Take the records underneath and set them down exactly.

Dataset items
════
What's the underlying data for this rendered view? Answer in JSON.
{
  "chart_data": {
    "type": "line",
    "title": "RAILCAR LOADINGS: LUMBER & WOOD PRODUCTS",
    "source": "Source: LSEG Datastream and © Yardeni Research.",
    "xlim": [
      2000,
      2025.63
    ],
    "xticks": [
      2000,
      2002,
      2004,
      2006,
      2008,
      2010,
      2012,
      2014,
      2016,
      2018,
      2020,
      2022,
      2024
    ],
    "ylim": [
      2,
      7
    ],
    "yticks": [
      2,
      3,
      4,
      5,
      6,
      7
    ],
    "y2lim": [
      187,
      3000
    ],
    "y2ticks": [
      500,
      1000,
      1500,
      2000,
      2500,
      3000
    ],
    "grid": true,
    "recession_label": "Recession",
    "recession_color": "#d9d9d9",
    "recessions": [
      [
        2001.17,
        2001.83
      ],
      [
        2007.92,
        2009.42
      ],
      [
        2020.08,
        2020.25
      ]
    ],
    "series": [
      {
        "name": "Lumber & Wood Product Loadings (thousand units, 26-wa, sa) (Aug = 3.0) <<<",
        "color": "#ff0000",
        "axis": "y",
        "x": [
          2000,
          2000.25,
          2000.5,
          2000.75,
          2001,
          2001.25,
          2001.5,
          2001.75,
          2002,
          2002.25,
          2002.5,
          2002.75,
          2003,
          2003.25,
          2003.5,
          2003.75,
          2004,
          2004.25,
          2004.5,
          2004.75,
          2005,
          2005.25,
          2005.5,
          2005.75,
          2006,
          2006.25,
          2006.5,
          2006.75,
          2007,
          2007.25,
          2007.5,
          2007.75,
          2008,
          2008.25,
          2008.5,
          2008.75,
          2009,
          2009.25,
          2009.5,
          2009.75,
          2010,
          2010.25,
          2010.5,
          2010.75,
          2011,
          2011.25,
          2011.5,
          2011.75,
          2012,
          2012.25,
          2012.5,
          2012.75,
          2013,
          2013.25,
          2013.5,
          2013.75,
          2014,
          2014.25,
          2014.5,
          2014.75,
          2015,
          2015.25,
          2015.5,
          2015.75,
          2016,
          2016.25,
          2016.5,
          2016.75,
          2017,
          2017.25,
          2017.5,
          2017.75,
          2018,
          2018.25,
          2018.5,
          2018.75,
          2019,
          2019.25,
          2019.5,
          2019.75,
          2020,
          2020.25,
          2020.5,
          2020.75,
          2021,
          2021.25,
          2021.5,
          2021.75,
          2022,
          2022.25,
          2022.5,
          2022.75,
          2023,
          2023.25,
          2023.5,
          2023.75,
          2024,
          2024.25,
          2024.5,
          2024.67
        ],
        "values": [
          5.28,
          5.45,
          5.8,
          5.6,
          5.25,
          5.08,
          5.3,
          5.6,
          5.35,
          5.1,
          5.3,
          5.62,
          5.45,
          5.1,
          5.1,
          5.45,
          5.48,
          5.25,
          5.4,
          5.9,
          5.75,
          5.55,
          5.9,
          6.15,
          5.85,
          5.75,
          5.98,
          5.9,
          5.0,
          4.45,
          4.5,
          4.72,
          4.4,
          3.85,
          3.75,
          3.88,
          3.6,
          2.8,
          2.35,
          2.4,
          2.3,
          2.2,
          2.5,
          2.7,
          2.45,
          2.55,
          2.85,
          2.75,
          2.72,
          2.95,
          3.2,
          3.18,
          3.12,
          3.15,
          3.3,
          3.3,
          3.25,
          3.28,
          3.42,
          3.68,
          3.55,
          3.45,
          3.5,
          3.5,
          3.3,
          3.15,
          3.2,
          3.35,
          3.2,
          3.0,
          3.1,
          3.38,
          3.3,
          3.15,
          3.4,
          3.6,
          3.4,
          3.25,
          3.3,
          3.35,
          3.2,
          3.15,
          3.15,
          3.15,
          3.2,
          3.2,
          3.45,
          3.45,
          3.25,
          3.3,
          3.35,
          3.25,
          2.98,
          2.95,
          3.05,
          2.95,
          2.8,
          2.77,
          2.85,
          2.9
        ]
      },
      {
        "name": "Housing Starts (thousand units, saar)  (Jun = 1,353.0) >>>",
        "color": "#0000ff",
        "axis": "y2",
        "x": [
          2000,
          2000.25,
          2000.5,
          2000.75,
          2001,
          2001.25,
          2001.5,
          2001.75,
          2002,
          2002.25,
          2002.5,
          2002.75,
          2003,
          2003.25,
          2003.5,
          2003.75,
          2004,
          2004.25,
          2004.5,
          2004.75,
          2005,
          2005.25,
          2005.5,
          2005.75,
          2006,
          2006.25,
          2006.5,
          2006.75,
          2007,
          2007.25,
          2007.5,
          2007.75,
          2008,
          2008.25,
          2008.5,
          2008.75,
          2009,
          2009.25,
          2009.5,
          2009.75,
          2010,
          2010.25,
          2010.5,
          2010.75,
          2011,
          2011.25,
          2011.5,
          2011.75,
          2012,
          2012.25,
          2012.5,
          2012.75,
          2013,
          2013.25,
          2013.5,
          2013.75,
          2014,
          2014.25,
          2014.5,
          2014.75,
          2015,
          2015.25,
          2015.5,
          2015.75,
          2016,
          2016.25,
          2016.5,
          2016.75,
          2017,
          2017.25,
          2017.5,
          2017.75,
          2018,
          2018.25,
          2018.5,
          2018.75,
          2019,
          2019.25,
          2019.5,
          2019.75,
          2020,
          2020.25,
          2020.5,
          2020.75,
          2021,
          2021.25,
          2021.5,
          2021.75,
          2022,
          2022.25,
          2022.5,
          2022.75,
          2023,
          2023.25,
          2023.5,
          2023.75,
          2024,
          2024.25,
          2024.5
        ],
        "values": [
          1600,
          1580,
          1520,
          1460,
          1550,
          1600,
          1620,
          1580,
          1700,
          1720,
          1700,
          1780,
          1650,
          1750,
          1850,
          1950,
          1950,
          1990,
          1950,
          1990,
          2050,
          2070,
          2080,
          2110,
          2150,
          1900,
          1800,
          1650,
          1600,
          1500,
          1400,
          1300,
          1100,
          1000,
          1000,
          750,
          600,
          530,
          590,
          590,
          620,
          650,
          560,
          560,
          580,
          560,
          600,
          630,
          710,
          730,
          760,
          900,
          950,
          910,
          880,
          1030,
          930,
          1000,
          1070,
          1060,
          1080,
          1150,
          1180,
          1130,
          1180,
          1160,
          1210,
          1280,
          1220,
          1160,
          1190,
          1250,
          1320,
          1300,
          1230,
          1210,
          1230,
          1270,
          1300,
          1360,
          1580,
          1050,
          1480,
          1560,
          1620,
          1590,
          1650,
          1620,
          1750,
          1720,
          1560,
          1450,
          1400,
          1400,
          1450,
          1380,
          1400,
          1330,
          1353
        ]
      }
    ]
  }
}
════
In response ::
What's the underlying data for this rendered view? Answer in JSON.
{
  "chart_data": {
    "type": "line",
    "title": "RAILCAR LOADINGS: LUMBER & WOOD PRODUCTS",
    "source": "Source: LSEG Datastream and © Yardeni Research.",
    "xlim": [
      2000,
      2025.63
    ],
    "xticks": [
      2000,
      2002,
      2004,
      2006,
      2008,
      2010,
      2012,
      2014,
      2016,
      2018,
      2020,
      2022,
      2024
    ],
    "ylim": [
      2,
      7
    ],
    "yticks": [
      2,
      3,
      4,
      5,
      6,
      7
    ],
    "y2lim": [
      187,
      3000
    ],
    "y2ticks": [
      500,
      1000,
      1500,
      2000,
      2500,
      3000
    ],
    "grid": true,
    "recession_label": "Recession",
    "recession_color": "#d9d9d9",
    "recessions": [
      [
        2001.17,
        2001.83
      ],
      [
        2007.92,
        2009.42
      ],
      [
        2020.08,
        2020.25
      ]
    ],
    "series": [
      {
        "name": "Lumber & Wood Product Loadings (thousand units, 26-wa, sa) (Aug = 3.0) <<<",
        "color": "#ff0000",
        "axis": "y",
        "x": [
          2000,
          2000.25,
          2000.5,
          2000.75,
          2001,
          2001.25,
          2001.5,
          2001.75,
          2002,
          2002.25,
          2002.5,
          2002.75,
          2003,
          2003.25,
          2003.5,
          2003.75,
          2004,
          2004.25,
          2004.5,
          2004.75,
          2005,
          2005.25,
          2005.5,
          2005.75,
          2006,
          2006.25,
          2006.5,
          2006.75,
          2007,
          2007.25,
          2007.5,
          2007.75,
          2008,
          2008.25,
          2008.5,
          2008.75,
          2009,
          2009.25,
          2009.5,
          2009.75,
          2010,
          2010.25,
          2010.5,
          2010.75,
          2011,
          2011.25,
          2011.5,
          2011.75,
          2012,
          2012.25,
          2012.5,
          2012.75,
          2013,
          2013.25,
          2013.5,
          2013.75,
          2014,
          2014.25,
          2014.5,
          2014.75,
          2015,
          2015.25,
          2015.5,
          2015.75,
          2016,
          2016.25,
          2016.5,
          2016.75,
          2017,
          2017.25,
          2017.5,
          2017.75,
          2018,
          2018.25,
          2018.5,
          2018.75,
          2019,
          2019.25,
          2019.5,
          2019.75,
          2020,
          2020.25,
          2020.5,
          2020.75,
          2021,
          2021.25,
          2021.5,
          2021.75,
          2022,
          2022.25,
          2022.5,
          2022.75,
          2023,
          2023.25,
          2023.5,
          2023.75,
          2024,
          2024.25,
          2024.5,
          2024.67
        ],
        "values": [
          5.28,
          5.45,
          5.8,
          5.6,
          5.25,
          5.08,
          5.3,
          5.6,
          5.35,
          5.1,
          5.3,
          5.62,
          5.45,
          5.1,
          5.1,
          5.45,
          5.48,
          5.25,
          5.4,
          5.9,
          5.75,
          5.55,
          5.9,
          6.15,
          5.85,
          5.75,
          5.98,
          5.9,
          5.0,
          4.45,
          4.5,
          4.72,
          4.4,
          3.85,
          3.75,
          3.88,
          3.6,
          2.8,
          2.35,
          2.4,
          2.3,
          2.2,
          2.5,
          2.7,
          2.45,
          2.55,
          2.85,
          2.75,
          2.72,
          2.95,
          3.2,
          3.18,
          3.12,
          3.15,
          3.3,
          3.3,
          3.25,
          3.28,
          3.42,
          3.68,
          3.55,
          3.45,
          3.5,
          3.5,
          3.3,
          3.15,
          3.2,
          3.35,
          3.2,
          3.0,
          3.1,
          3.38,
          3.3,
          3.15,
          3.4,
          3.6,
          3.4,
          3.25,
          3.3,
          3.35,
          3.2,
          3.15,
          3.15,
          3.15,
          3.2,
          3.2,
          3.45,
          3.45,
          3.25,
          3.3,
          3.35,
          3.25,
          2.98,
          2.95,
          3.05,
          2.95,
          2.8,
          2.77,
          2.85,
          2.9
        ]
      },
      {
        "name": "Housing Starts (thousand units, saar)  (Jun = 1,353.0) >>>",
        "color": "#0000ff",
        "axis": "y2",
        "x": [
          2000,
          2000.25,
          2000.5,
          2000.75,
          2001,
          2001.25,
          2001.5,
          2001.75,
          2002,
          2002.25,
          2002.5,
          2002.75,
          2003,
          2003.25,
          2003.5,
          2003.75,
          2004,
          2004.25,
          2004.5,
          2004.75,
          2005,
          2005.25,
          2005.5,
          2005.75,
          2006,
          2006.25,
          2006.5,
          2006.75,
          2007,
          2007.25,
          2007.5,
          2007.75,
          2008,
          2008.25,
          2008.5,
          2008.75,
          2009,
          2009.25,
          2009.5,
          2009.75,
          2010,
          2010.25,
          2010.5,
          2010.75,
          2011,
          2011.25,
          2011.5,
          2011.75,
          2012,
          2012.25,
          2012.5,
          2012.75,
          2013,
          2013.25,
          2013.5,
          2013.75,
          2014,
          2014.25,
          2014.5,
          2014.75,
          2015,
          2015.25,
          2015.5,
          2015.75,
          2016,
          2016.25,
          2016.5,
          2016.75,
          2017,
          2017.25,
          2017.5,
          2017.75,
          2018,
          2018.25,
          2018.5,
          2018.75,
          2019,
          2019.25,
          2019.5,
          2019.75,
          2020,
          2020.25,
          2020.5,
          2020.75,
          2021,
          2021.25,
          2021.5,
          2021.75,
          2022,
          2022.25,
          2022.5,
          2022.75,
          2023,
          2023.25,
          2023.5,
          2023.75,
          2024,
          2024.25,
          2024.5
        ],
        "values": [
          1600,
          1580,
          1520,
          1460,
          1550,
          1600,
          1620,
          1580,
          1700,
          1720,
          1700,
          1780,
          1650,
          1750,
          1850,
          1950,
          1950,
          1990,
          1950,
          1990,
          2050,
          2070,
          2080,
          2110,
          2150,
          1900,
          1800,
          1650,
          1600,
          1500,
          1400,
          1300,
          1100,
          1000,
          1000,
          750,
          600,
          530,
          590,
          590,
          620,
          650,
          560,
          560,
          580,
          560,
          600,
          630,
          710,
          730,
          760,
          900,
          950,
          910,
          880,
          1030,
          930,
          1000,
          1070,
          1060,
          1080,
          1150,
          1180,
          1130,
          1180,
          1160,
          1210,
          1280,
          1220,
          1160,
          1190,
          1250,
          1320,
          1300,
          1230,
          1210,
          1230,
          1270,
          1300,
          1360,
          1580,
          1050,
          1480,
          1560,
          1620,
          1590,
          1650,
          1620,
          1750,
          1720,
          1560,
          1450,
          1400,
          1400,
          1450,
          1380,
          1400,
          1330,
          1353
        ]
      }
    ]
  }
}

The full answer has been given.